*Short task*: The entries below should be given again exactly, minus their pictures.

*Records to use*:
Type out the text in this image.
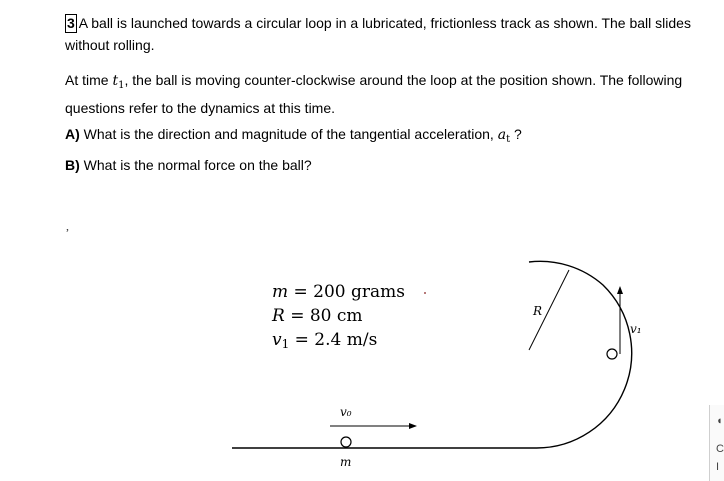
3 A ball is launched towards a circular loop in a lubricated, frictionless track as shown. The ball slides without rolling.

At time $t_1$, the ball is moving counter-clockwise around the loop at the position shown. The following questions refer to the dynamics at this time.

A) What is the direction and magnitude of the tangential acceleration, $a_t$ ?

B) What is the normal force on the ball?

,
R
v₁
v₀
m
m = 200 grams
R = 80 cm
$v_1 = 2.4$ m/s
◖
C
I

*Answer below*:
Type out the text in this image.
3 A ball is launched towards a circular loop in a lubricated, frictionless track as shown. The ball slides without rolling.

At time $t_1$, the ball is moving counter-clockwise around the loop at the position shown. The following questions refer to the dynamics at this time.

A) What is the direction and magnitude of the tangential acceleration, $a_t$ ?

B) What is the normal force on the ball?

,
R
v₁
v₀
m
m = 200 grams
R = 80 cm
$v_1 = 2.4$ m/s
◖
C
I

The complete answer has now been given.